* START ENTRIES SUPPLIED *

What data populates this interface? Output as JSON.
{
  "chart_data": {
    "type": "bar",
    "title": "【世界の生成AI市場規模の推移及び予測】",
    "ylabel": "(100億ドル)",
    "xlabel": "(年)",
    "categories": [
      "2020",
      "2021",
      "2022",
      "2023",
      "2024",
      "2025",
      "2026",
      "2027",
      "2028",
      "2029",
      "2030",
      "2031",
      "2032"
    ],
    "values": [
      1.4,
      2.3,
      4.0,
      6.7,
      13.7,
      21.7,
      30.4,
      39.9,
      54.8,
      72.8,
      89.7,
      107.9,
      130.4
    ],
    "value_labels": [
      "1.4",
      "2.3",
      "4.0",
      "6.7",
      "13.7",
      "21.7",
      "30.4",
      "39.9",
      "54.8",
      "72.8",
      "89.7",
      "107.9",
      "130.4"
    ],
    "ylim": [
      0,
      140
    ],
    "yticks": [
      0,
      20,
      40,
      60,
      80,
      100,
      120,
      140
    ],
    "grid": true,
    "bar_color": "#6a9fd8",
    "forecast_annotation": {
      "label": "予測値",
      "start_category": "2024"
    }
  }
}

* END ENTRIES SUPPLIED *

* **SET TASK**
Reproduce each entry exactly, leaving out nothing.

* **EXPECTED ANSWER**
What data populates this interface? Output as JSON.
{
  "chart_data": {
    "type": "bar",
    "title": "【世界の生成AI市場規模の推移及び予測】",
    "ylabel": "(100億ドル)",
    "xlabel": "(年)",
    "categories": [
      "2020",
      "2021",
      "2022",
      "2023",
      "2024",
      "2025",
      "2026",
      "2027",
      "2028",
      "2029",
      "2030",
      "2031",
      "2032"
    ],
    "values": [
      1.4,
      2.3,
      4.0,
      6.7,
      13.7,
      21.7,
      30.4,
      39.9,
      54.8,
      72.8,
      89.7,
      107.9,
      130.4
    ],
    "value_labels": [
      "1.4",
      "2.3",
      "4.0",
      "6.7",
      "13.7",
      "21.7",
      "30.4",
      "39.9",
      "54.8",
      "72.8",
      "89.7",
      "107.9",
      "130.4"
    ],
    "ylim": [
      0,
      140
    ],
    "yticks": [
      0,
      20,
      40,
      60,
      80,
      100,
      120,
      140
    ],
    "grid": true,
    "bar_color": "#6a9fd8",
    "forecast_annotation": {
      "label": "予測値",
      "start_category": "2024"
    }
  }
}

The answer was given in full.